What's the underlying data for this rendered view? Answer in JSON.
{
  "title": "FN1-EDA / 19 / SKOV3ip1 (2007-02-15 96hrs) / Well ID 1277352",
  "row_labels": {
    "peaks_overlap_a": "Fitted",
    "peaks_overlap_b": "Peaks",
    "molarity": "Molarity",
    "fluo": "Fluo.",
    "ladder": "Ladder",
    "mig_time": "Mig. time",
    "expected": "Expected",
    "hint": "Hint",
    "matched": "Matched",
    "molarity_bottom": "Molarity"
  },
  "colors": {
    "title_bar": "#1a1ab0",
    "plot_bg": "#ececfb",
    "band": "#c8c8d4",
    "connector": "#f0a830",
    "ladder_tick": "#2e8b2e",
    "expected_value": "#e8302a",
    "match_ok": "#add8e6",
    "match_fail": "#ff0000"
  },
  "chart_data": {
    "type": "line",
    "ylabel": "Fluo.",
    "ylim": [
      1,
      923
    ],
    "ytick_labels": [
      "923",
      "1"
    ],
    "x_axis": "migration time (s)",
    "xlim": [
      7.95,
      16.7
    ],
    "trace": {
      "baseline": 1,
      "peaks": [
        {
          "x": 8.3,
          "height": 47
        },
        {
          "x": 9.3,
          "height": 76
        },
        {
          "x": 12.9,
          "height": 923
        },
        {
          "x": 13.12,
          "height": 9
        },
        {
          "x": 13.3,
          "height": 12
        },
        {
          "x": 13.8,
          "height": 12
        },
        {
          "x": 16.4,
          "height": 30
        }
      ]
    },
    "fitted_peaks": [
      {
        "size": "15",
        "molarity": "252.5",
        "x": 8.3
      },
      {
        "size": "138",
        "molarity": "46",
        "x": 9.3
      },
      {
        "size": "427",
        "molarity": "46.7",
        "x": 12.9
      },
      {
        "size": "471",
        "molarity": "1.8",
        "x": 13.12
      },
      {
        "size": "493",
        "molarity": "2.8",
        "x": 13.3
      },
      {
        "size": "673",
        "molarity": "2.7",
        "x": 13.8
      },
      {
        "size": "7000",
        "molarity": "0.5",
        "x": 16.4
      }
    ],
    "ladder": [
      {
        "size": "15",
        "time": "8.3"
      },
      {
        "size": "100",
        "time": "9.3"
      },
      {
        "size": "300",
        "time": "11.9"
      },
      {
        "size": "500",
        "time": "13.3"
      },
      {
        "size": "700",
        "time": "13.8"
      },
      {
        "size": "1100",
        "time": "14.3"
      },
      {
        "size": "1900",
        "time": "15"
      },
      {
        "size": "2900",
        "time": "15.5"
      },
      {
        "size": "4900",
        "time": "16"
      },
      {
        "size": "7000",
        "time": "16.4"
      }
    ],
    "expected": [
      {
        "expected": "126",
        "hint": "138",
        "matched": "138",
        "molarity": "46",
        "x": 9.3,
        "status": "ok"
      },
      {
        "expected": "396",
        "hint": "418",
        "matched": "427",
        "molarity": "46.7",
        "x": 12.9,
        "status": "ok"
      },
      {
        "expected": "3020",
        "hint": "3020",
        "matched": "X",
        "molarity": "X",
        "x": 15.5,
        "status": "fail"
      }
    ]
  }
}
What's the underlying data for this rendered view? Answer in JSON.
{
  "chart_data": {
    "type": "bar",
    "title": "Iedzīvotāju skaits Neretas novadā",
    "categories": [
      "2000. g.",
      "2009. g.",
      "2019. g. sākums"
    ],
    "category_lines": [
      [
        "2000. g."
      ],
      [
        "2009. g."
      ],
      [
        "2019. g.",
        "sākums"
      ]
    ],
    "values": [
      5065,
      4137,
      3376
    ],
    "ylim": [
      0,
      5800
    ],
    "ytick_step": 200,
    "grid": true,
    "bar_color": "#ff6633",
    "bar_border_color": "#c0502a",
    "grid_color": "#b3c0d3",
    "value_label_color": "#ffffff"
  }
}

■ **WORK TO COMPLETE**
Return each entry from above without altering a single character.

■ **REPLY**
What's the underlying data for this rendered view? Answer in JSON.
{
  "title": "FN1-EDA / 19 / SKOV3ip1 (2007-02-15 96hrs) / Well ID 1277352",
  "row_labels": {
    "peaks_overlap_a": "Fitted",
    "peaks_overlap_b": "Peaks",
    "molarity": "Molarity",
    "fluo": "Fluo.",
    "ladder": "Ladder",
    "mig_time": "Mig. time",
    "expected": "Expected",
    "hint": "Hint",
    "matched": "Matched",
    "molarity_bottom": "Molarity"
  },
  "colors": {
    "title_bar": "#1a1ab0",
    "plot_bg": "#ececfb",
    "band": "#c8c8d4",
    "connector": "#f0a830",
    "ladder_tick": "#2e8b2e",
    "expected_value": "#e8302a",
    "match_ok": "#add8e6",
    "match_fail": "#ff0000"
  },
  "chart_data": {
    "type": "line",
    "ylabel": "Fluo.",
    "ylim": [
      1,
      923
    ],
    "ytick_labels": [
      "923",
      "1"
    ],
    "x_axis": "migration time (s)",
    "xlim": [
      7.95,
      16.7
    ],
    "trace": {
      "baseline": 1,
      "peaks": [
        {
          "x": 8.3,
          "height": 47
        },
        {
          "x": 9.3,
          "height": 76
        },
        {
          "x": 12.9,
          "height": 923
        },
        {
          "x": 13.12,
          "height": 9
        },
        {
          "x": 13.3,
          "height": 12
        },
        {
          "x": 13.8,
          "height": 12
        },
        {
          "x": 16.4,
          "height": 30
        }
      ]
    },
    "fitted_peaks": [
      {
        "size": "15",
        "molarity": "252.5",
        "x": 8.3
      },
      {
        "size": "138",
        "molarity": "46",
        "x": 9.3
      },
      {
        "size": "427",
        "molarity": "46.7",
        "x": 12.9
      },
      {
        "size": "471",
        "molarity": "1.8",
        "x": 13.12
      },
      {
        "size": "493",
        "molarity": "2.8",
        "x": 13.3
      },
      {
        "size": "673",
        "molarity": "2.7",
        "x": 13.8
      },
      {
        "size": "7000",
        "molarity": "0.5",
        "x": 16.4
      }
    ],
    "ladder": [
      {
        "size": "15",
        "time": "8.3"
      },
      {
        "size": "100",
        "time": "9.3"
      },
      {
        "size": "300",
        "time": "11.9"
      },
      {
        "size": "500",
        "time": "13.3"
      },
      {
        "size": "700",
        "time": "13.8"
      },
      {
        "size": "1100",
        "time": "14.3"
      },
      {
        "size": "1900",
        "time": "15"
      },
      {
        "size": "2900",
        "time": "15.5"
      },
      {
        "size": "4900",
        "time": "16"
      },
      {
        "size": "7000",
        "time": "16.4"
      }
    ],
    "expected": [
      {
        "expected": "126",
        "hint": "138",
        "matched": "138",
        "molarity": "46",
        "x": 9.3,
        "status": "ok"
      },
      {
        "expected": "396",
        "hint": "418",
        "matched": "427",
        "molarity": "46.7",
        "x": 12.9,
        "status": "ok"
      },
      {
        "expected": "3020",
        "hint": "3020",
        "matched": "X",
        "molarity": "X",
        "x": 15.5,
        "status": "fail"
      }
    ]
  }
}
What's the underlying data for this rendered view? Answer in JSON.
{
  "chart_data": {
    "type": "bar",
    "title": "Iedzīvotāju skaits Neretas novadā",
    "categories": [
      "2000. g.",
      "2009. g.",
      "2019. g. sākums"
    ],
    "category_lines": [
      [
        "2000. g."
      ],
      [
        "2009. g."
      ],
      [
        "2019. g.",
        "sākums"
      ]
    ],
    "values": [
      5065,
      4137,
      3376
    ],
    "ylim": [
      0,
      5800
    ],
    "ytick_step": 200,
    "grid": true,
    "bar_color": "#ff6633",
    "bar_border_color": "#c0502a",
    "grid_color": "#b3c0d3",
    "value_label_color": "#ffffff"
  }
}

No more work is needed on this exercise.